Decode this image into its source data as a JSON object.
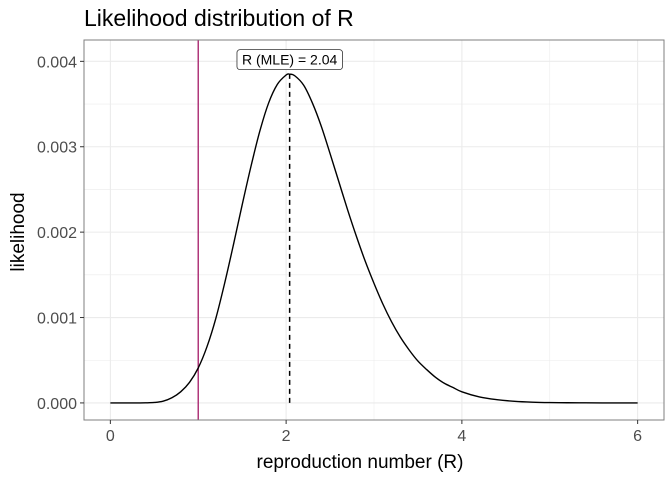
{
  "chart_data": {
    "type": "line",
    "title": "Likelihood distribution of R",
    "xlabel": "reproduction number (R)",
    "ylabel": "likelihood",
    "xlim": [
      -0.3,
      6.3
    ],
    "ylim": [
      -0.0002,
      0.00425
    ],
    "x_ticks": [
      0,
      2,
      4,
      6
    ],
    "x_tick_labels": [
      "0",
      "2",
      "4",
      "6"
    ],
    "y_ticks": [
      0,
      0.001,
      0.002,
      0.003,
      0.004
    ],
    "y_tick_labels": [
      "0.000",
      "0.001",
      "0.002",
      "0.003",
      "0.004"
    ],
    "grid": true,
    "series": [
      {
        "color": "#000000",
        "x": [
          0,
          0.1,
          0.2,
          0.3,
          0.4,
          0.5,
          0.6,
          0.7,
          0.8,
          0.9,
          1.0,
          1.1,
          1.2,
          1.3,
          1.4,
          1.5,
          1.6,
          1.7,
          1.8,
          1.9,
          2.0,
          2.04,
          2.1,
          2.2,
          2.3,
          2.4,
          2.5,
          2.6,
          2.7,
          2.8,
          2.9,
          3.0,
          3.1,
          3.2,
          3.3,
          3.4,
          3.5,
          3.6,
          3.7,
          3.8,
          3.9,
          4.0,
          4.2,
          4.4,
          4.6,
          4.8,
          5.0,
          5.2,
          5.4,
          5.6,
          5.8,
          6.0
        ],
        "y": [
          0,
          0,
          0,
          0,
          1e-06,
          5e-06,
          2e-05,
          6e-05,
          0.00013,
          0.00024,
          0.00041,
          0.00066,
          0.00099,
          0.0014,
          0.00185,
          0.00232,
          0.00277,
          0.00318,
          0.00351,
          0.00373,
          0.00384,
          0.00385,
          0.00383,
          0.00372,
          0.00351,
          0.00324,
          0.00292,
          0.00259,
          0.00226,
          0.00195,
          0.00166,
          0.0014,
          0.00116,
          0.00095,
          0.00077,
          0.00062,
          0.00049,
          0.00039,
          0.0003,
          0.00023,
          0.00018,
          0.00013,
          7e-05,
          3.8e-05,
          1.9e-05,
          9e-06,
          4e-06,
          2e-06,
          1e-06,
          0,
          0,
          0
        ]
      }
    ],
    "reference_lines": [
      {
        "orientation": "vertical",
        "x": 1,
        "style": "solid",
        "color": "#b0377a"
      },
      {
        "orientation": "vertical",
        "x": 2.04,
        "y_from": 0,
        "y_to": 0.00385,
        "style": "dashed",
        "color": "#000000"
      }
    ],
    "annotation": {
      "text": "R (MLE) = 2.04",
      "x": 2.04,
      "y": 0.00402
    }
  }
}
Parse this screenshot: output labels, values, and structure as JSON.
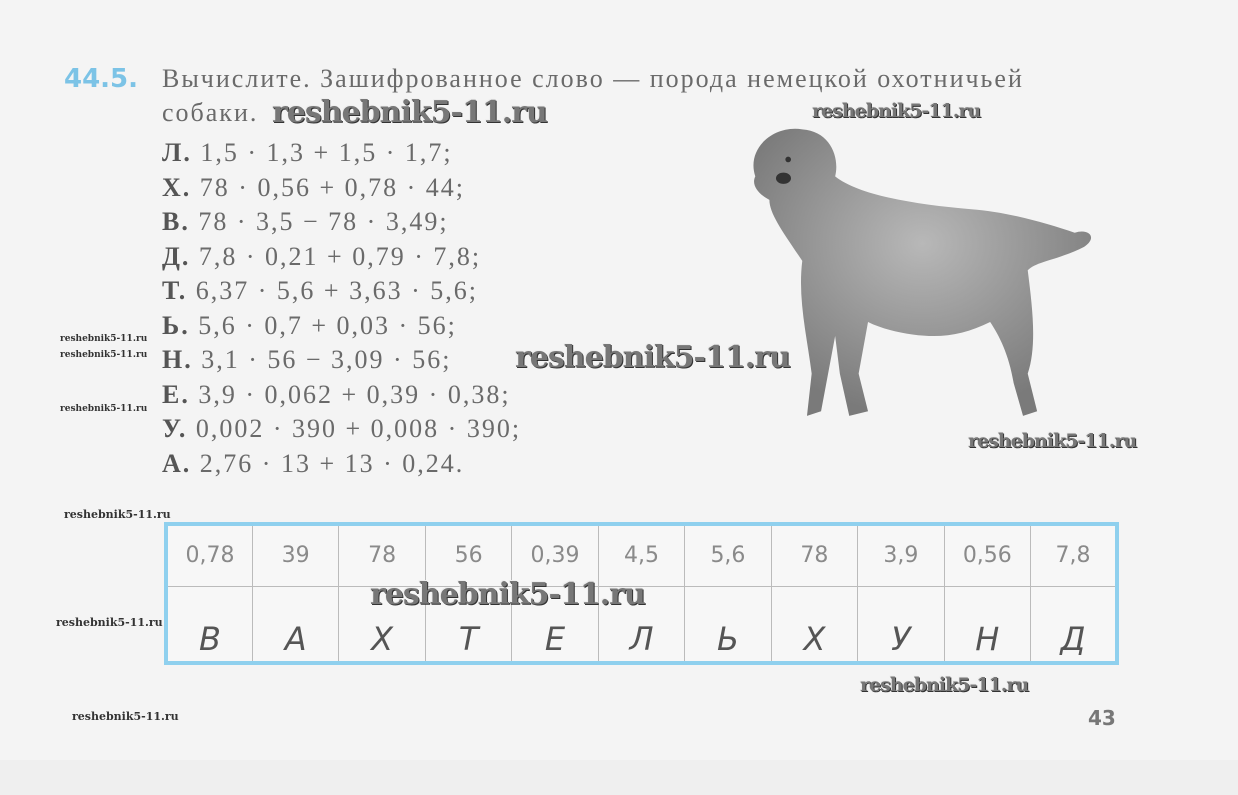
{
  "exercise": {
    "number": "44.5.",
    "prompt_line1": "Вычислите. Зашифрованное слово — порода немецкой охотничьей",
    "prompt_line2": "собаки.",
    "items": [
      {
        "letter": "Л.",
        "expr": "1,5 · 1,3 + 1,5 · 1,7;"
      },
      {
        "letter": "Х.",
        "expr": "78 · 0,56 + 0,78 · 44;"
      },
      {
        "letter": "В.",
        "expr": "78 · 3,5 − 78 · 3,49;"
      },
      {
        "letter": "Д.",
        "expr": "7,8 · 0,21 + 0,79 · 7,8;"
      },
      {
        "letter": "Т.",
        "expr": "6,37 · 5,6 + 3,63 · 5,6;"
      },
      {
        "letter": "Ь.",
        "expr": "5,6 · 0,7 + 0,03 · 56;"
      },
      {
        "letter": "Н.",
        "expr": "3,1 · 56 − 3,09 · 56;"
      },
      {
        "letter": "Е.",
        "expr": "3,9 · 0,062 + 0,39 · 0,38;"
      },
      {
        "letter": "У.",
        "expr": "0,002 · 390 + 0,008 · 390;"
      },
      {
        "letter": "А.",
        "expr": "2,76 · 13 + 13 · 0,24."
      }
    ]
  },
  "code_table": {
    "values": [
      "0,78",
      "39",
      "78",
      "56",
      "0,39",
      "4,5",
      "5,6",
      "78",
      "3,9",
      "0,56",
      "7,8"
    ],
    "answers": [
      "В",
      "А",
      "Х",
      "Т",
      "Е",
      "Л",
      "Ь",
      "Х",
      "У",
      "Н",
      "Д"
    ],
    "border_color": "#8fd0ee"
  },
  "watermark": "reshebnik5-11.ru",
  "page_number": "43",
  "illustration": "dog-image"
}
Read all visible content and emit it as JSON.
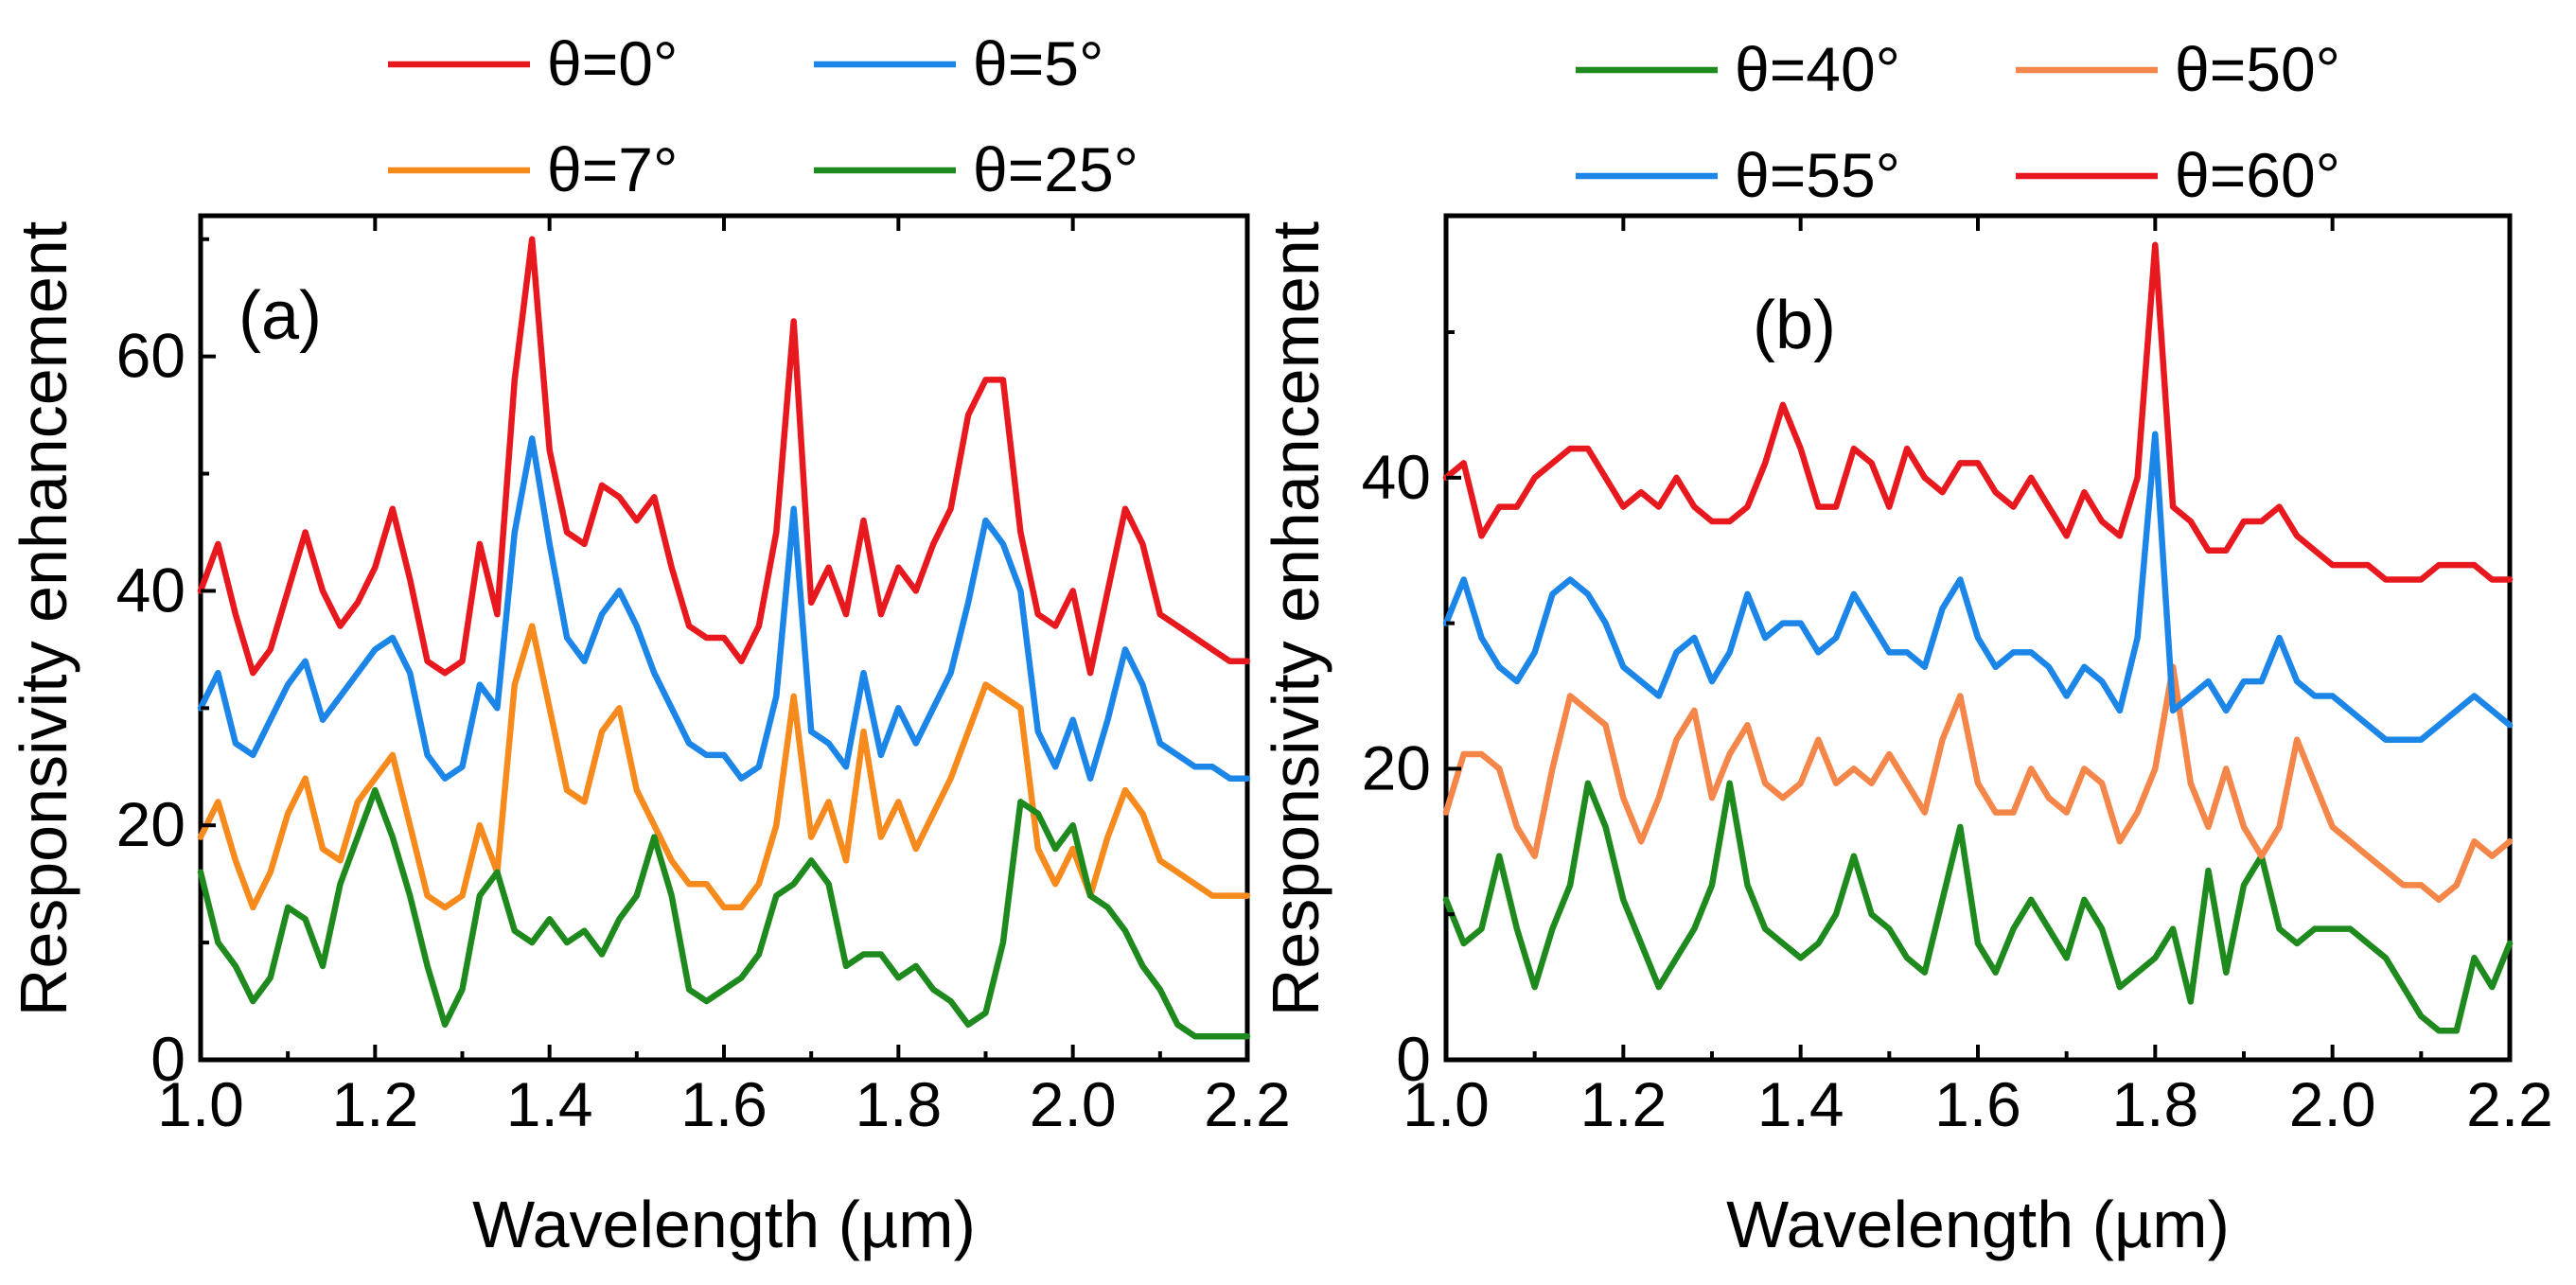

+--

# To be done
Say how many lines above contain the string "JSON". Answer with the number only.

# Written solution
3